Task to carry out » Every line holding the word "data" counts once. Give the total, nothing more.

|---|

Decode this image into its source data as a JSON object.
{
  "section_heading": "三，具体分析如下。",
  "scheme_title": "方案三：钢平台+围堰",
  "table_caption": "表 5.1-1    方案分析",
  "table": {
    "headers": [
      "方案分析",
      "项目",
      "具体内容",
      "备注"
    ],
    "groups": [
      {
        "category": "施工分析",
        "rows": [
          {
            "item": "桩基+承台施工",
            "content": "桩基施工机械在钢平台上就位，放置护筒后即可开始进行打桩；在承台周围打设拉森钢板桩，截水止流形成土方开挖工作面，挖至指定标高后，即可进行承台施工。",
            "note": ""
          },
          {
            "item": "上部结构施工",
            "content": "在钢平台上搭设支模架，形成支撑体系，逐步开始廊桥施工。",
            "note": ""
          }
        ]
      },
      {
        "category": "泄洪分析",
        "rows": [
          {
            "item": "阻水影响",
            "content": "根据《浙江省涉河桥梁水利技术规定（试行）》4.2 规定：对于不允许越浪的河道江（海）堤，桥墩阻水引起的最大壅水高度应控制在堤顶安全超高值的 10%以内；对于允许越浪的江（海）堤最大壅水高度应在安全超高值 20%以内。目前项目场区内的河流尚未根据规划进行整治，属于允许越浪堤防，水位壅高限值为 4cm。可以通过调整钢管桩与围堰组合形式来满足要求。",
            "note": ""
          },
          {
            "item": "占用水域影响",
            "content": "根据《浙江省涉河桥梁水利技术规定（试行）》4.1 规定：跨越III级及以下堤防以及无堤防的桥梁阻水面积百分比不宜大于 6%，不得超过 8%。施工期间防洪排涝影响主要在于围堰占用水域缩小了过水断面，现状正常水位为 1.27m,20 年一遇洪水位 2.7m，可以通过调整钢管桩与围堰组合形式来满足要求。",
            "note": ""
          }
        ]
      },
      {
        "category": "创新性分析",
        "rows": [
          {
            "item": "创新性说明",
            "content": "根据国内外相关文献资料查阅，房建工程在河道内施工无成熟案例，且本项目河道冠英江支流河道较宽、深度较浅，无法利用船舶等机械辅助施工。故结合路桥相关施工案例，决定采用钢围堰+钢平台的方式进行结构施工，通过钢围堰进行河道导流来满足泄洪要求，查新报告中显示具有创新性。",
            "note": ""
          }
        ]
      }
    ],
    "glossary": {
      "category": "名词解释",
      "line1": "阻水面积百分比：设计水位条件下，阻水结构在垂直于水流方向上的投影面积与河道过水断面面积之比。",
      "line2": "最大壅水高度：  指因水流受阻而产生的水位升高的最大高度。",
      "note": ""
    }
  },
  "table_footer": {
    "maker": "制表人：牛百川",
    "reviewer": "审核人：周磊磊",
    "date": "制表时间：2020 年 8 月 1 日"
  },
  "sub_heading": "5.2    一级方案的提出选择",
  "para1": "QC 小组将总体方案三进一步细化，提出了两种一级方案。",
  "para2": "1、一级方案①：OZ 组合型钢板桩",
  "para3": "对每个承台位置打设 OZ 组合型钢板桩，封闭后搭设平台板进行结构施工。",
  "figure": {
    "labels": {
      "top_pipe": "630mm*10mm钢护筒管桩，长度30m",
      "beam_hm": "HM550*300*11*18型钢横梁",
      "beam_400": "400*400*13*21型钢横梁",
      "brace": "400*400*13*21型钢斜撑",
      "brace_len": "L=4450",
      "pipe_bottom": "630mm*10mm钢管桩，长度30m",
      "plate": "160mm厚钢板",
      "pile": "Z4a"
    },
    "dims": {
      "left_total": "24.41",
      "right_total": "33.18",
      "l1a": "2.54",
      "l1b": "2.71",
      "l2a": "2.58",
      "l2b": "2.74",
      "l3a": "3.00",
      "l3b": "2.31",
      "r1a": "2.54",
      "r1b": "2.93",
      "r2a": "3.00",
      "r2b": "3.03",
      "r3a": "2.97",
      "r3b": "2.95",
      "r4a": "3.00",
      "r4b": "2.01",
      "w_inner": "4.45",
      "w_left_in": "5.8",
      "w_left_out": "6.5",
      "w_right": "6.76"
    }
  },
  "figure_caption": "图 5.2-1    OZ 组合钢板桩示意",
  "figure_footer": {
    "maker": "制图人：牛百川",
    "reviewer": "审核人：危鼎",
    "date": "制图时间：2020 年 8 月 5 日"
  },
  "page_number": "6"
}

|---|

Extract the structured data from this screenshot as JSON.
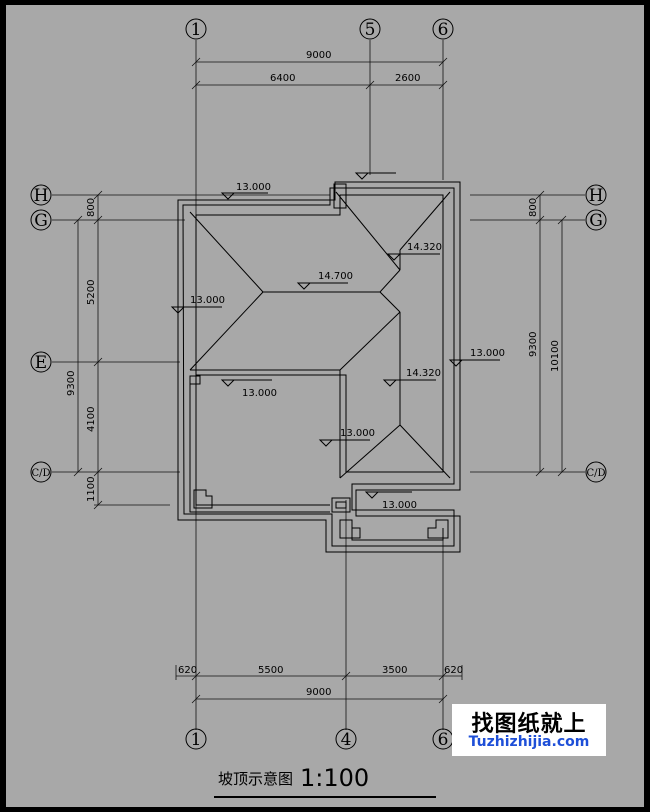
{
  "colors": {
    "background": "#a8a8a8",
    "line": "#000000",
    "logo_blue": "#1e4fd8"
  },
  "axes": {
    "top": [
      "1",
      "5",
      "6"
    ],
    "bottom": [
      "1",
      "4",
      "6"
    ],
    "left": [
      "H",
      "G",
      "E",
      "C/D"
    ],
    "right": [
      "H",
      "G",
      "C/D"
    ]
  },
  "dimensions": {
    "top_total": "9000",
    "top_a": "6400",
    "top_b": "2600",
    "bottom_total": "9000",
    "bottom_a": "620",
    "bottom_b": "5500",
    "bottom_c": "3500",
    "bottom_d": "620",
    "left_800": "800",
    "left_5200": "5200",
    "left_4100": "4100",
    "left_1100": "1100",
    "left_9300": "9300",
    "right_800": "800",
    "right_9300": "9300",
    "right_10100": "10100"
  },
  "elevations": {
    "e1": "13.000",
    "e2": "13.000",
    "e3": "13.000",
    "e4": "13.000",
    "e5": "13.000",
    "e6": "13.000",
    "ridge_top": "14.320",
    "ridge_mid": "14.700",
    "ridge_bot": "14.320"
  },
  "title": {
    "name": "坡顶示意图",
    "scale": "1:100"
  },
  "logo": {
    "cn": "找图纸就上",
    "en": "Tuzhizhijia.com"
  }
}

|---|

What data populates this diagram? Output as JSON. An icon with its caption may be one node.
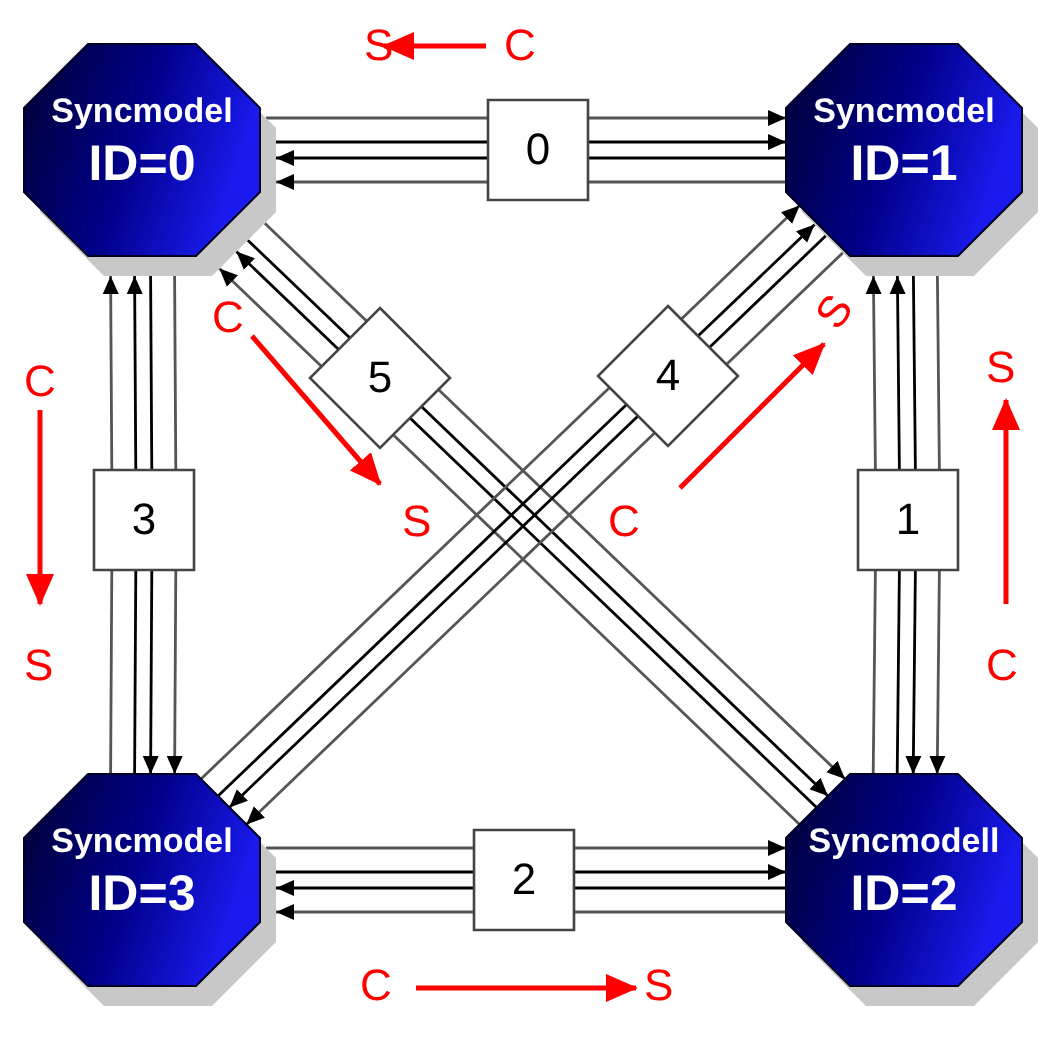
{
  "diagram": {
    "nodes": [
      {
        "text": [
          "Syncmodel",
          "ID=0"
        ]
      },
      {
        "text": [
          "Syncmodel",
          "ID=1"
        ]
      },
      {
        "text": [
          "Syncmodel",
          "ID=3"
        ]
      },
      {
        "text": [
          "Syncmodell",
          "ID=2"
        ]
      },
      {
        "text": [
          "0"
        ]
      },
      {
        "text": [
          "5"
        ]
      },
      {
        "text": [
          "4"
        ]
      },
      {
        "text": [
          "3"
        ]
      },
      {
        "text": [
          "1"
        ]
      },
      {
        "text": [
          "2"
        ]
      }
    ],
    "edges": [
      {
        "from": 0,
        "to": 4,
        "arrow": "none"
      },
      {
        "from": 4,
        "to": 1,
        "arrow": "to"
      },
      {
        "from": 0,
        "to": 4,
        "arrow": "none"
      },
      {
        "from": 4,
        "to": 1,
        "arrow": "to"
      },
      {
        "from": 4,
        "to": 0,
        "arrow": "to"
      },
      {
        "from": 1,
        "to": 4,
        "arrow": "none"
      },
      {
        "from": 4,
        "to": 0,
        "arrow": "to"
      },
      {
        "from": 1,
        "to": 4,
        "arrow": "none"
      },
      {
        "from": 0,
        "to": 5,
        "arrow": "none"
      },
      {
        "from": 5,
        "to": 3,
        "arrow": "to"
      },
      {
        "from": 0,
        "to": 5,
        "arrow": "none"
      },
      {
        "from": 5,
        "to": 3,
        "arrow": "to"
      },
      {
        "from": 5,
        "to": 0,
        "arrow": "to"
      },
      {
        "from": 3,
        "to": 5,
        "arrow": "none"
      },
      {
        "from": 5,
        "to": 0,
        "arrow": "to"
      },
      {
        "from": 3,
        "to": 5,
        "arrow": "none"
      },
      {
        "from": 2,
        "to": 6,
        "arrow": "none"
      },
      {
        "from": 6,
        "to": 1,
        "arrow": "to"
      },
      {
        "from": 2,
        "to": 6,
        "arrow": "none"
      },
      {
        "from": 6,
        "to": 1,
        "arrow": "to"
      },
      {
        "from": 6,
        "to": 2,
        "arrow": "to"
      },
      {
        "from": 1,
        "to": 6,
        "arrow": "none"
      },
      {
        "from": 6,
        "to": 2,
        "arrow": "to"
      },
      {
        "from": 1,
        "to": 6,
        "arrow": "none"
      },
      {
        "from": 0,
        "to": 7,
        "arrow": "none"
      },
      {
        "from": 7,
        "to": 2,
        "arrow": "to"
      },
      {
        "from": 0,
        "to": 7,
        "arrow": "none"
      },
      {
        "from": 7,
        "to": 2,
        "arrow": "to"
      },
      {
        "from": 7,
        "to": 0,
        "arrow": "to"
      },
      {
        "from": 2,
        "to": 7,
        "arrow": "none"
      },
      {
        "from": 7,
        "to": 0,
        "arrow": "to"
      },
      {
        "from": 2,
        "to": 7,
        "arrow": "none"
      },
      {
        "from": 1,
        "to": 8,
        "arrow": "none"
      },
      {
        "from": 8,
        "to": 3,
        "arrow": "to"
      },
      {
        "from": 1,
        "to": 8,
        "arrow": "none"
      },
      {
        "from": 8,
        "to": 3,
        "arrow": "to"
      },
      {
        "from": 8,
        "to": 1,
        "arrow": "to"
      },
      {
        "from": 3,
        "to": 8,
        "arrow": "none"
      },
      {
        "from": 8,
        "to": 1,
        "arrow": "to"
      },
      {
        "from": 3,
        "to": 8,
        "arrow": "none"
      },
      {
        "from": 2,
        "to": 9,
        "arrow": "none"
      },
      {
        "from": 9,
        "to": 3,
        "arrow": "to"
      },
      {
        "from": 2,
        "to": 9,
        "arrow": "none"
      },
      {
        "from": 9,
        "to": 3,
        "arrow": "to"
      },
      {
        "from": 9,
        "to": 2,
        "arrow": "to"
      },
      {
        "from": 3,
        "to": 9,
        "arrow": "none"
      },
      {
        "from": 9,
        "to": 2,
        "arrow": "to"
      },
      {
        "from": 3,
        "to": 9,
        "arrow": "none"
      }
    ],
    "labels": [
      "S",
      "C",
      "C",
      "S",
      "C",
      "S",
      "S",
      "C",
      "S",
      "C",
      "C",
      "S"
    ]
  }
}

|---|

Written solution » 3